> [Cosa fare]:
Stabilisca se ciascuna delle affermazioni seguenti concorda con il segmento del documento, rispondendo sì o no e citando alla lettera le parole del testo che lo determinano.
1. Secondo chi parla, è utile recarsi subito dalle famiglie delle vittime della strada.
2. Chi parla dichiara di aspettarsi adesso dal ciclismo più di prima.
3. Chi parla osserva che molte persone fanno fatica.

> [Segmento del documento]:

======

Che risposta ti sei dato?

Mi rendo conto che ci vuole tempo e molte persone fanno fatica. Spesso è capitato anche a me di andare da famiglie di vittime della strada e ho capito che non serve a niente andarci subito e che ci vuole il giusto tempo. Dal ciclismo mi aspettavo tanto, ma adesso mi aspetto un po’ meno.

Non passa corsa dal quell’aprile 2017, senza che sulla strada un cartello ricordi Michele
Non passa corsa dal quell’aprile 2017, senza che sulla strada un cartello ricordi Michele
Cosa ti aspettavi?

======

> [Estratti dei record]:
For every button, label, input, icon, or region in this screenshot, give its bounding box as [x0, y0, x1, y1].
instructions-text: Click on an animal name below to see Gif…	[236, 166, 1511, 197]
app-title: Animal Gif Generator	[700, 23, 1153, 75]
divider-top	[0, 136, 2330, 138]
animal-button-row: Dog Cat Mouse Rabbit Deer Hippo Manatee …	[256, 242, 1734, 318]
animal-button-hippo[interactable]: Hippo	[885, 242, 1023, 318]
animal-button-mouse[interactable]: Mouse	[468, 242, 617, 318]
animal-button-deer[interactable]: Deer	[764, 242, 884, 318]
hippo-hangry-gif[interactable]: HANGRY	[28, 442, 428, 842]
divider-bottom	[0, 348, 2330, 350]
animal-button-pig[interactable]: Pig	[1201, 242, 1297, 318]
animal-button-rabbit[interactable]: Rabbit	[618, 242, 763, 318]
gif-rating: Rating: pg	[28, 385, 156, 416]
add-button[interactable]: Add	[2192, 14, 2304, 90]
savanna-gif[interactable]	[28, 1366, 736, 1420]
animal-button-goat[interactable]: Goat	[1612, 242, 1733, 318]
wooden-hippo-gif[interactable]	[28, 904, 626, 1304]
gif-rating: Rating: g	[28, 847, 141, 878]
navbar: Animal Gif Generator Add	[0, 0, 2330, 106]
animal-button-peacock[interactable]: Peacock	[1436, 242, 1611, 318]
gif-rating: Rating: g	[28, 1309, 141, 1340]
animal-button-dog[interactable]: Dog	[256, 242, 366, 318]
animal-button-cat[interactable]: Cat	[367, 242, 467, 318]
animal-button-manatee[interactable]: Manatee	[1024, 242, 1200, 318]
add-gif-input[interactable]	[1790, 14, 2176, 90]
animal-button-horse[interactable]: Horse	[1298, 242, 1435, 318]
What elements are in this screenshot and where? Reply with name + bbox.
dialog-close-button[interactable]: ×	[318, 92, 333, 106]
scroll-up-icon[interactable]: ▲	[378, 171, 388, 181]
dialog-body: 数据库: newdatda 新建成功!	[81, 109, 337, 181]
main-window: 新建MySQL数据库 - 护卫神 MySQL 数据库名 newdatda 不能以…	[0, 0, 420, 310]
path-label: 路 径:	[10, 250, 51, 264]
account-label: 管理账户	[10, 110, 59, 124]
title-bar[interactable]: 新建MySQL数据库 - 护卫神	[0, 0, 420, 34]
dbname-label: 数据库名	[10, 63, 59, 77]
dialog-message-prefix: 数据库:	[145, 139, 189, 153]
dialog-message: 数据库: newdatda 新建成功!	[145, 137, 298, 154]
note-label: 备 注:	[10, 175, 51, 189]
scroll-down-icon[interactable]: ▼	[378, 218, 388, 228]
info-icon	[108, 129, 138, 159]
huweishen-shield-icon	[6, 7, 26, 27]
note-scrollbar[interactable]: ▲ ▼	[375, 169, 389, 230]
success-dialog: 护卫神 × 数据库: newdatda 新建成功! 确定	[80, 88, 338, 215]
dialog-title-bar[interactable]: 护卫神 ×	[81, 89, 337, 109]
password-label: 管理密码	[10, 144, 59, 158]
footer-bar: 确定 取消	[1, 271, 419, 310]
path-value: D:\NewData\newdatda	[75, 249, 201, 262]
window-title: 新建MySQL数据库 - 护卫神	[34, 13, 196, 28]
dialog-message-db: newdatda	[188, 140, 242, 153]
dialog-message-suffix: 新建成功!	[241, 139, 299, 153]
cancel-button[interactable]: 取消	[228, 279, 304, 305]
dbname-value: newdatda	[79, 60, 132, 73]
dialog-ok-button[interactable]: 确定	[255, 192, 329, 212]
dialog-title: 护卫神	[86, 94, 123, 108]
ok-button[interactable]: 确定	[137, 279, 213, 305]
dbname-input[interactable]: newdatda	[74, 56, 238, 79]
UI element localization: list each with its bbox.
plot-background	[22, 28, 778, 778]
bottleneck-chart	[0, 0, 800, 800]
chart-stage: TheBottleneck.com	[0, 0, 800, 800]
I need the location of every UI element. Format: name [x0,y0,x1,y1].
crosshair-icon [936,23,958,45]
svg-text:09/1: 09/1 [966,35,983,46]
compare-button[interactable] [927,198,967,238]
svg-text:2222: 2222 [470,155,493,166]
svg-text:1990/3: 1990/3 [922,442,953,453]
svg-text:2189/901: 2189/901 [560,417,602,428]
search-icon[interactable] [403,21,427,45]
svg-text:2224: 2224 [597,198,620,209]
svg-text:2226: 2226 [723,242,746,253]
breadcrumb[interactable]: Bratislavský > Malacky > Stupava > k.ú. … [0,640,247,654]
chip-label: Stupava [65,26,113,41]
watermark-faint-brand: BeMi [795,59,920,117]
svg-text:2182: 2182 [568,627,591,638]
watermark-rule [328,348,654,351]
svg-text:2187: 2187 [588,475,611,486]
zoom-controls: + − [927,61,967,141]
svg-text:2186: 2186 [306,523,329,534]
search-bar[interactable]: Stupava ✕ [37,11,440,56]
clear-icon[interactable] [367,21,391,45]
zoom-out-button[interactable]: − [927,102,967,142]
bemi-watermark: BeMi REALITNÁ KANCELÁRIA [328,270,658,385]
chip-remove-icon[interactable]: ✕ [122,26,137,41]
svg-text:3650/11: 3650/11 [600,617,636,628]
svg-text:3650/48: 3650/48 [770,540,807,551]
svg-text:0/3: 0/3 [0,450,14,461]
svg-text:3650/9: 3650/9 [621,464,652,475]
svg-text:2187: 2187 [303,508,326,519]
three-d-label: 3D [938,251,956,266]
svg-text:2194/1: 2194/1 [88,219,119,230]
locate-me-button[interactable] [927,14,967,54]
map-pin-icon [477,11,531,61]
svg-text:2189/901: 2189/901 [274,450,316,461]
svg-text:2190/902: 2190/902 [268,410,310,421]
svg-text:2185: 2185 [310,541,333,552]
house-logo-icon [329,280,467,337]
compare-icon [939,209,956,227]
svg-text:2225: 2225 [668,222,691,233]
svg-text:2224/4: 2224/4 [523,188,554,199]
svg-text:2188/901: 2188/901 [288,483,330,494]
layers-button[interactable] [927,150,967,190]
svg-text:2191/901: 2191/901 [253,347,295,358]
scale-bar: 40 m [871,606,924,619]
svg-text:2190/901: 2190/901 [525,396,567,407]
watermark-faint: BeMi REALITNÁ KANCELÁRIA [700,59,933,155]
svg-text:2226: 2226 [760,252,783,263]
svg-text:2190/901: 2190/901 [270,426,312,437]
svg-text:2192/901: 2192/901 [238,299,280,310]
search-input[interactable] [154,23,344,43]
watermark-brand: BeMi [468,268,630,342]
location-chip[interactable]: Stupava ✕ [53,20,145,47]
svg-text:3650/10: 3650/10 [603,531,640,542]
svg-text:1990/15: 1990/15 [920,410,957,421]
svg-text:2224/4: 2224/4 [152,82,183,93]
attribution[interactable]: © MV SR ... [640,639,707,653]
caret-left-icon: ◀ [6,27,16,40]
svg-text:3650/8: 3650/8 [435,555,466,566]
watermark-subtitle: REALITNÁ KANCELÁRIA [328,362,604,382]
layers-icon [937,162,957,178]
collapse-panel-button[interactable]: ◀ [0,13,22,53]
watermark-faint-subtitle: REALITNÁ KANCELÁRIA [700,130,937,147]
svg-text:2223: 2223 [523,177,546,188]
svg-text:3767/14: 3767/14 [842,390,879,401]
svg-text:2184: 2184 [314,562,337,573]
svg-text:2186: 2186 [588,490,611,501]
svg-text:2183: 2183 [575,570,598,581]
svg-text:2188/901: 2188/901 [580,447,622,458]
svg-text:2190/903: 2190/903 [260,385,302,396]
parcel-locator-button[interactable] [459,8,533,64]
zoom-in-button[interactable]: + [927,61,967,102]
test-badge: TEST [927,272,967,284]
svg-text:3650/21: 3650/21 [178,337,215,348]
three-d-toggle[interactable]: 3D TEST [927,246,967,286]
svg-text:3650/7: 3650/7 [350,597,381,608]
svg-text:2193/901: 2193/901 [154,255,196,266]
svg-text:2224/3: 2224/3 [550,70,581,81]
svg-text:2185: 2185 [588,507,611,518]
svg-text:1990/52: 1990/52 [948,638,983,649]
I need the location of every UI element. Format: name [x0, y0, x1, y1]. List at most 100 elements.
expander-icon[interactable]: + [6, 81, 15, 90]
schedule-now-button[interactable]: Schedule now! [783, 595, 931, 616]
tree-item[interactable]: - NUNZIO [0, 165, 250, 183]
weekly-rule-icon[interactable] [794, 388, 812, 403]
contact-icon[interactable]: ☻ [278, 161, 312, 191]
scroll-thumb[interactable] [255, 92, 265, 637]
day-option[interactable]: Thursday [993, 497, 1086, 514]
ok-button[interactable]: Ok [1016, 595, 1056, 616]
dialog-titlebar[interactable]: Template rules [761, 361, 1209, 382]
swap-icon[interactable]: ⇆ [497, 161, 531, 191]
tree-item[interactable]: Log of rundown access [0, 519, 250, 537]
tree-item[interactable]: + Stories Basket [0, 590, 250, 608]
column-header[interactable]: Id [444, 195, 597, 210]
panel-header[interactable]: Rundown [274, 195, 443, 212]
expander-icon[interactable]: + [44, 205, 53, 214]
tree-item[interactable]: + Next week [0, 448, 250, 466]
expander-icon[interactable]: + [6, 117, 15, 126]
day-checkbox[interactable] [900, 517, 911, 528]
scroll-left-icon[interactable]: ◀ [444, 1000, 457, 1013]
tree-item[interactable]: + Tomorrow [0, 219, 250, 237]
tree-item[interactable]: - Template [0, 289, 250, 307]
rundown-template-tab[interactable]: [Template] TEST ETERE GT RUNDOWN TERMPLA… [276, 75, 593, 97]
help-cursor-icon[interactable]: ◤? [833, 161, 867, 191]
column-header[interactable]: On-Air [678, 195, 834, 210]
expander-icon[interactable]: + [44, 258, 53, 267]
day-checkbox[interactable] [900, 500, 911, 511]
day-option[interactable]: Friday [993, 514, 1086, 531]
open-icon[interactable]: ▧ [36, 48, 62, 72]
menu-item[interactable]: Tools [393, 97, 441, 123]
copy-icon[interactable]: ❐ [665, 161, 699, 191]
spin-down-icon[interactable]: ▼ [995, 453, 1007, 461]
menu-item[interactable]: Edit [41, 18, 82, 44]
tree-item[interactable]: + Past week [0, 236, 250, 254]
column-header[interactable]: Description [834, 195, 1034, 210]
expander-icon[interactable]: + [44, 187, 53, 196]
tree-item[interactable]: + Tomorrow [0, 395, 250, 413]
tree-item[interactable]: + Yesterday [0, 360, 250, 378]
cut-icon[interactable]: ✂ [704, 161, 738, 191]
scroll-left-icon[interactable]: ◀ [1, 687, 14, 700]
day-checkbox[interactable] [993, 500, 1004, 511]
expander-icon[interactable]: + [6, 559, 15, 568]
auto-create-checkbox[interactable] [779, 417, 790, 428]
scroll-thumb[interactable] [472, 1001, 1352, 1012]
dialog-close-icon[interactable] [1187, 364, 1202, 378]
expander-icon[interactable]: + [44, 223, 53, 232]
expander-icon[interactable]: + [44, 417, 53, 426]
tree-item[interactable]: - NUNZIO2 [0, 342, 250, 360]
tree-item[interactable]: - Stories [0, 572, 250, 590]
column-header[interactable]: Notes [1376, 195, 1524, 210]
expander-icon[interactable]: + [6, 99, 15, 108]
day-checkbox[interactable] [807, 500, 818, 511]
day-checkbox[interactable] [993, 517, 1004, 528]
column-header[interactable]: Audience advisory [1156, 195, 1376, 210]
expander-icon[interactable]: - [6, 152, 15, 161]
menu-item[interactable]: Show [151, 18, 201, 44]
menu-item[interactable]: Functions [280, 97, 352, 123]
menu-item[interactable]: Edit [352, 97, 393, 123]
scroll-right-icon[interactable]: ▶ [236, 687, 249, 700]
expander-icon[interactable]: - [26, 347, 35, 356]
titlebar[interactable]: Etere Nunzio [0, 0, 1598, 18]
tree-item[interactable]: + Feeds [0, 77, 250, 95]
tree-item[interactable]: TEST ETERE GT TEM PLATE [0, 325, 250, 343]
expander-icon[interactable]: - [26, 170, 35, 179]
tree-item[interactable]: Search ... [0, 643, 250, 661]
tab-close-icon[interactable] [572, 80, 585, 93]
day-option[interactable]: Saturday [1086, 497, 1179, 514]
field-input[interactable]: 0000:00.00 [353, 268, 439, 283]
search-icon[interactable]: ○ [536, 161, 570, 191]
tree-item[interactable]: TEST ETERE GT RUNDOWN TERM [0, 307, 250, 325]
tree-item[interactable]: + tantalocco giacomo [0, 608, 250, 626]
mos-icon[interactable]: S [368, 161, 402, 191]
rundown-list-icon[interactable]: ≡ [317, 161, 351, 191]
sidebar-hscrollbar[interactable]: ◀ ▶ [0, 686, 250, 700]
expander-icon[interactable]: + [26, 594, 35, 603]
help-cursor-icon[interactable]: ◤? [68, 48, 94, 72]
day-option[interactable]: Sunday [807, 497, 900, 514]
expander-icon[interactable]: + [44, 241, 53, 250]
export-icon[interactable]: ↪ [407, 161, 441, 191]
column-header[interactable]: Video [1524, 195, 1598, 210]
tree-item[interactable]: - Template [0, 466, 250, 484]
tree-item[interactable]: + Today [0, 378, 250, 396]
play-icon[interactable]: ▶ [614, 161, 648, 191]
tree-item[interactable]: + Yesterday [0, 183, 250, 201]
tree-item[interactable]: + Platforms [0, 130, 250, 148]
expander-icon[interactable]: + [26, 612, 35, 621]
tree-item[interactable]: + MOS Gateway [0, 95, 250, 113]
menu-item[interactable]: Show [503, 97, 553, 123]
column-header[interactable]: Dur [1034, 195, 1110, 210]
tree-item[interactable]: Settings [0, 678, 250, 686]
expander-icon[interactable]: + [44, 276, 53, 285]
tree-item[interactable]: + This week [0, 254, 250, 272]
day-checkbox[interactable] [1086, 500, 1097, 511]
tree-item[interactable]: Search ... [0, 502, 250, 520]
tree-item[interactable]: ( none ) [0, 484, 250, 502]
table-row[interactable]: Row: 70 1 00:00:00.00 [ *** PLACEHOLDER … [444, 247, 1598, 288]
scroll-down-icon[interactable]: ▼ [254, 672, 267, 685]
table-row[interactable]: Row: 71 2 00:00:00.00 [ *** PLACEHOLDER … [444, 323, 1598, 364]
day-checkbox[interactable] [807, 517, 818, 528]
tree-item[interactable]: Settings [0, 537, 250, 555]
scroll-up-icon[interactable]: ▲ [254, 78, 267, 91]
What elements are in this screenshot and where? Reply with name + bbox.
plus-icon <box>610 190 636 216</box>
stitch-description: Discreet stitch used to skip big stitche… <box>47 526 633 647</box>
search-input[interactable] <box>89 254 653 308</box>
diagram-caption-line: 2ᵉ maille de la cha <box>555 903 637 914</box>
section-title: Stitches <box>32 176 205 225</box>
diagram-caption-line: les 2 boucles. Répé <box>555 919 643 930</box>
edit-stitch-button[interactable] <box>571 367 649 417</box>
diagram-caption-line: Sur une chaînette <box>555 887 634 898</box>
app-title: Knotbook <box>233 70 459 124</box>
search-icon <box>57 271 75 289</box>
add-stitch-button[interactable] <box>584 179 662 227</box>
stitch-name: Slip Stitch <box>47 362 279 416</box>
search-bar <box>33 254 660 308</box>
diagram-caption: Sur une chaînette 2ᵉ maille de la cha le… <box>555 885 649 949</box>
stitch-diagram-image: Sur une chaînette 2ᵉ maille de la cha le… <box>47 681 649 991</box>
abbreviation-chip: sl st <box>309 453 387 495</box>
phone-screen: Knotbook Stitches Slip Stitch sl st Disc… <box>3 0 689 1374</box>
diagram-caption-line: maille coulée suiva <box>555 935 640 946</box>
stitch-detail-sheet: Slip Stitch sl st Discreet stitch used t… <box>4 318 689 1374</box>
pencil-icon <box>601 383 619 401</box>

======

> [Esercizio svolto]:
1. No: "non serve a niente andarci subito"
2. No: "adesso mi aspetto un po’ meno"
3. Sì: "molte persone fanno fatica"